=== Written exercise ===
Show each line that has the string "confronti" in it.

-- START OF Dataset content --

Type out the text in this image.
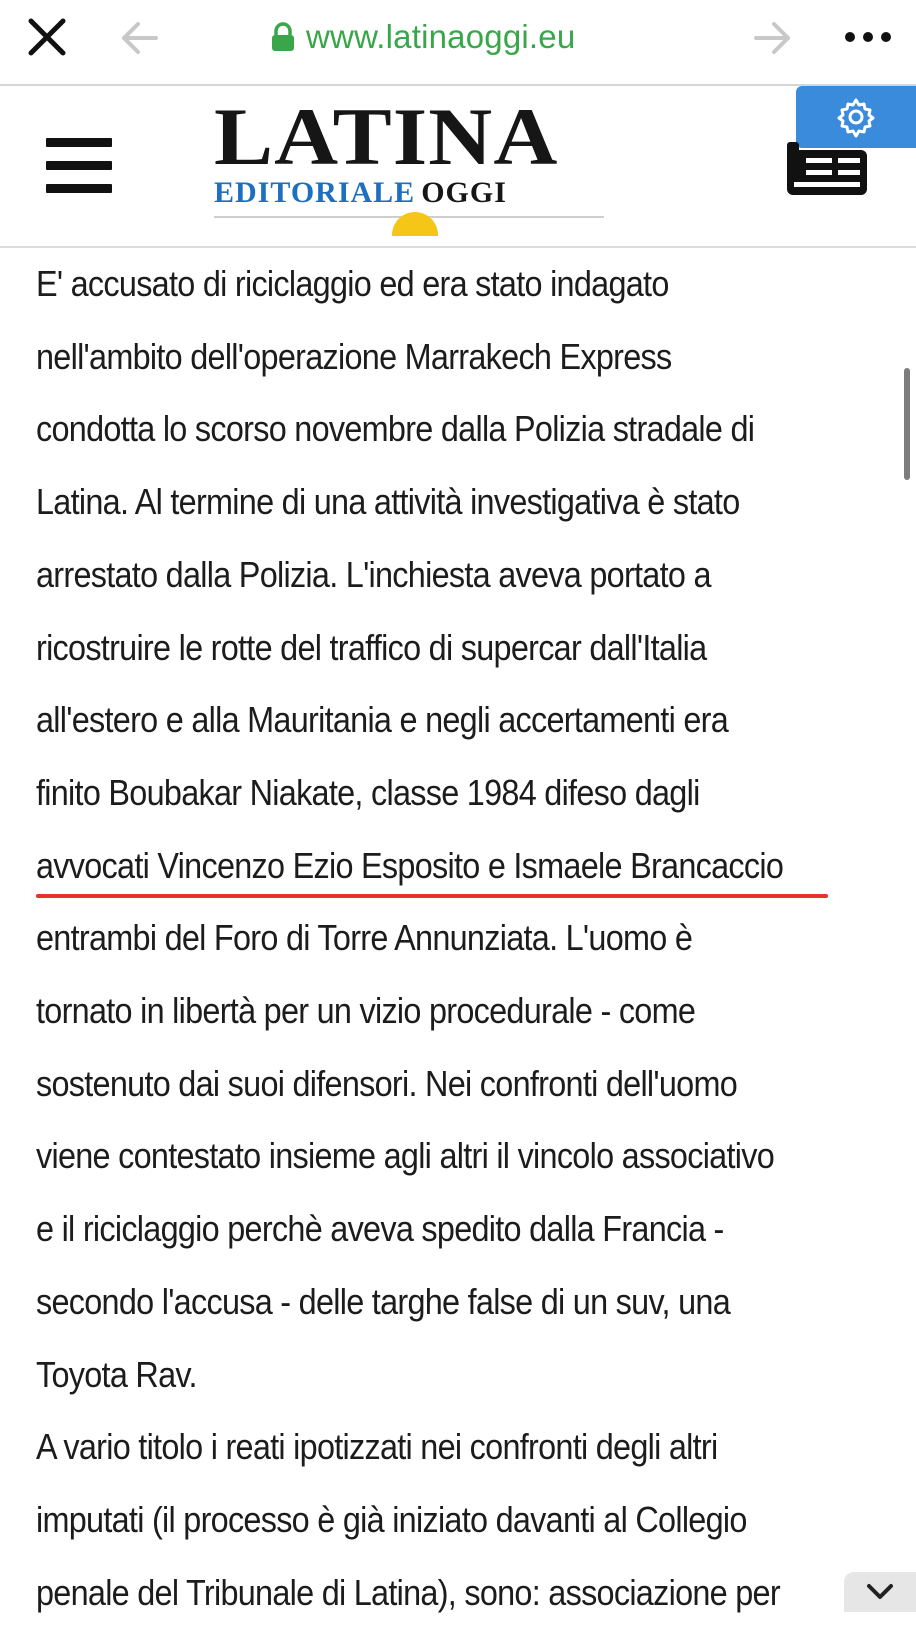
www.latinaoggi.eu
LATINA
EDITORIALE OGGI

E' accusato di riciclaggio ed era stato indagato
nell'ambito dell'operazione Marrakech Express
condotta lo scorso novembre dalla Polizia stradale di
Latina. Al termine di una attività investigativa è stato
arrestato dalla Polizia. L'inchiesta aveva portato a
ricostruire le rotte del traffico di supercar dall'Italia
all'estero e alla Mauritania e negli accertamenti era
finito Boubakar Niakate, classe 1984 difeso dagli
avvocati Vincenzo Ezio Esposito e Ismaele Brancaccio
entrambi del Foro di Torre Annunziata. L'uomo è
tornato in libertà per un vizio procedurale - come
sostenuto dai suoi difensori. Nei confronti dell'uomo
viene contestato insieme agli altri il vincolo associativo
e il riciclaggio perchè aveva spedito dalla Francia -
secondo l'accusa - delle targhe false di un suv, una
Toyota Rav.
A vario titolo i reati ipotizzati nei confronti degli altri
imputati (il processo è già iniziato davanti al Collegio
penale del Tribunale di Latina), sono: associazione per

-- END OF Dataset content --
-- START OF Dataset content --

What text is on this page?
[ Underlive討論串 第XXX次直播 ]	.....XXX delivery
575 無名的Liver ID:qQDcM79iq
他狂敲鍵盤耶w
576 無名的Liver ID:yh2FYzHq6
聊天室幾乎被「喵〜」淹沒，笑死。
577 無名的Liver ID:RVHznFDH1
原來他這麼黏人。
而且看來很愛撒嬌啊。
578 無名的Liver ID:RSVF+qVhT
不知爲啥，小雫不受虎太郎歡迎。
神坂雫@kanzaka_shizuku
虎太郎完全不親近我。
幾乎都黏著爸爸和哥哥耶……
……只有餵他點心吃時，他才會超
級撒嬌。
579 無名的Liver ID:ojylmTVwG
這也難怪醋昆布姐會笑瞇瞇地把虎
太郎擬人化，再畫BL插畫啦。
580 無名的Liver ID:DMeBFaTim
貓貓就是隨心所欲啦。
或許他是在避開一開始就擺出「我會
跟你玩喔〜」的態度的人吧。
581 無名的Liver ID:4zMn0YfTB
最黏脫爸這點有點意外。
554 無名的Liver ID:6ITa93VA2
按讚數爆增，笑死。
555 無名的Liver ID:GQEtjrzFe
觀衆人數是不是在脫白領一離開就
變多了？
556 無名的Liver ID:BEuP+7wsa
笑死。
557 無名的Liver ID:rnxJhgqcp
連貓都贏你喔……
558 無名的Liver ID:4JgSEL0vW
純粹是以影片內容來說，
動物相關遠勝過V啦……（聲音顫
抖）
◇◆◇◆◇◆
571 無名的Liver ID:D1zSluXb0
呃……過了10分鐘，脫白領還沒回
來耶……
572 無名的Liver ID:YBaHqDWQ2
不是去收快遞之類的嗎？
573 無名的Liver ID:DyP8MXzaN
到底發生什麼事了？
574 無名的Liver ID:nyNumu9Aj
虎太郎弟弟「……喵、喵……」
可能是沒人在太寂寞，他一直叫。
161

-- END OF Dataset content --
-- START OF Dataset content --

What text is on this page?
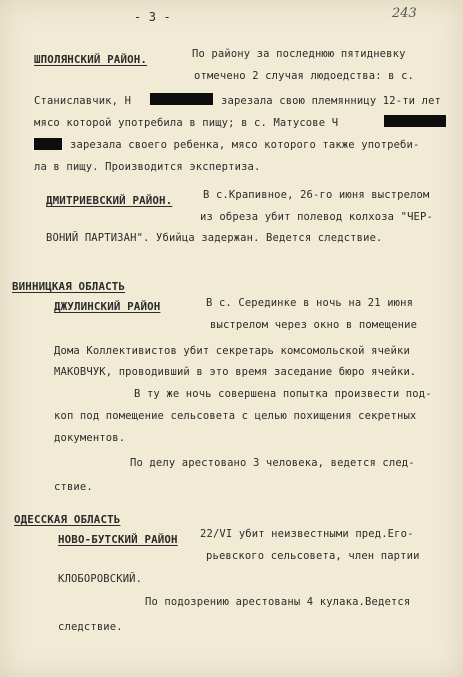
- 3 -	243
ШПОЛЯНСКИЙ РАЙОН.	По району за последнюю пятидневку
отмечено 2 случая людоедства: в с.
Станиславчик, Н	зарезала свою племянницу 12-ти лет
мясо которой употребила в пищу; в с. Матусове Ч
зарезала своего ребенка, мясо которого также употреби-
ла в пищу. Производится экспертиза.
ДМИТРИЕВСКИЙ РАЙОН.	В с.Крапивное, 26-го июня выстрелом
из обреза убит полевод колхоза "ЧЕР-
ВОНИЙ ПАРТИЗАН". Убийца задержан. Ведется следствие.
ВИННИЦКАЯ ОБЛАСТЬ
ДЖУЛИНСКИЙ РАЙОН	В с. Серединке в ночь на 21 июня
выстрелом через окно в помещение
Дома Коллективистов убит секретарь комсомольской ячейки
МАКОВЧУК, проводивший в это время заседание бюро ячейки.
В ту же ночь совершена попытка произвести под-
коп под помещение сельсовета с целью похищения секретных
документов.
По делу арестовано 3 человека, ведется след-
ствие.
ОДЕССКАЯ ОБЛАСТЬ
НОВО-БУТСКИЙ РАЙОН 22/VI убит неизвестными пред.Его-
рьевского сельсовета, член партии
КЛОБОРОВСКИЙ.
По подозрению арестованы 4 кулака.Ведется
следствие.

-- END OF Dataset content --

=== Expected output ===
sostenuto dai suoi difensori. Nei confronti dell'uomo
A vario titolo i reati ipotizzati nei confronti degli altri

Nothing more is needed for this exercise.